*Data rows:*
■ ■ ■ ■

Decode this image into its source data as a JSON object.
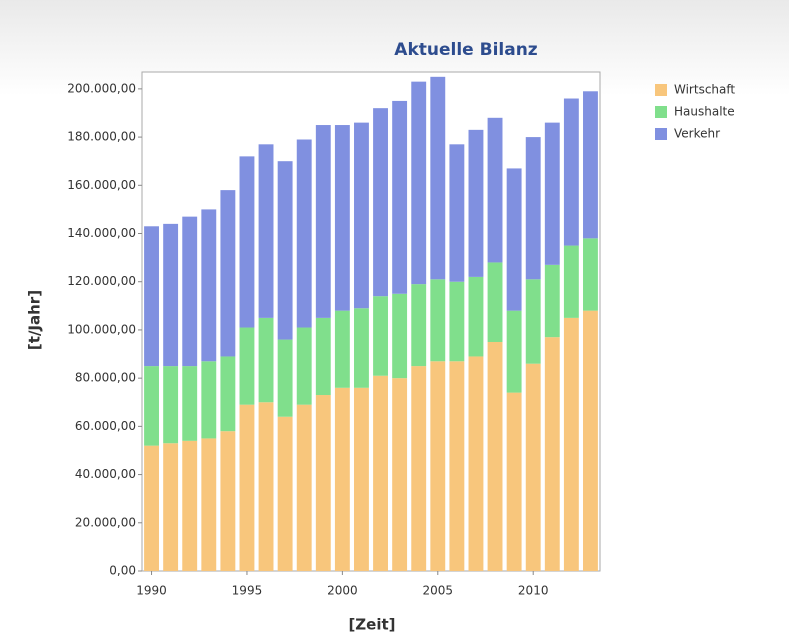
{
  "chart_data": {
    "type": "stacked_bar",
    "title": "Aktuelle Bilanz",
    "x_label": "[Zeit]",
    "y_label": "[t/Jahr]",
    "x": [
      1990,
      1991,
      1992,
      1993,
      1994,
      1995,
      1996,
      1997,
      1998,
      1999,
      2000,
      2001,
      2002,
      2003,
      2004,
      2005,
      2006,
      2007,
      2008,
      2009,
      2010,
      2011,
      2012,
      2013
    ],
    "xlim": [
      1989.5,
      2013.5
    ],
    "xticks": [
      1990,
      1995,
      2000,
      2005,
      2010
    ],
    "ylim": [
      0,
      207000
    ],
    "yticks": [
      {
        "value": 0,
        "label": "0,00"
      },
      {
        "value": 20000,
        "label": "20.000,00"
      },
      {
        "value": 40000,
        "label": "40.000,00"
      },
      {
        "value": 60000,
        "label": "60.000,00"
      },
      {
        "value": 80000,
        "label": "80.000,00"
      },
      {
        "value": 100000,
        "label": "100.000,00"
      },
      {
        "value": 120000,
        "label": "120.000,00"
      },
      {
        "value": 140000,
        "label": "140.000,00"
      },
      {
        "value": 160000,
        "label": "160.000,00"
      },
      {
        "value": 180000,
        "label": "180.000,00"
      },
      {
        "value": 200000,
        "label": "200.000,00"
      }
    ],
    "grid": false,
    "legend": "right",
    "series": [
      {
        "name": "Wirtschaft",
        "color": "#f8c67c",
        "values": [
          52000,
          53000,
          54000,
          55000,
          58000,
          69000,
          70000,
          64000,
          69000,
          73000,
          76000,
          76000,
          81000,
          80000,
          85000,
          87000,
          87000,
          89000,
          95000,
          74000,
          86000,
          97000,
          105000,
          108000
        ]
      },
      {
        "name": "Haushalte",
        "color": "#80df8c",
        "values": [
          33000,
          32000,
          31000,
          32000,
          31000,
          32000,
          35000,
          32000,
          32000,
          32000,
          32000,
          33000,
          33000,
          35000,
          34000,
          34000,
          33000,
          33000,
          33000,
          34000,
          35000,
          30000,
          30000,
          30000
        ]
      },
      {
        "name": "Verkehr",
        "color": "#8090e0",
        "values": [
          58000,
          59000,
          62000,
          63000,
          69000,
          71000,
          72000,
          74000,
          78000,
          80000,
          77000,
          77000,
          78000,
          80000,
          84000,
          84000,
          57000,
          61000,
          60000,
          59000,
          59000,
          59000,
          61000,
          61000
        ]
      }
    ]
  }
}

■ ■ ■ ■

In the material above, find the lines that contain "name" and show them.

*Answer to this problem:*
        "name": "Wirtschaft",
        "name": "Haushalte",
        "name": "Verkehr",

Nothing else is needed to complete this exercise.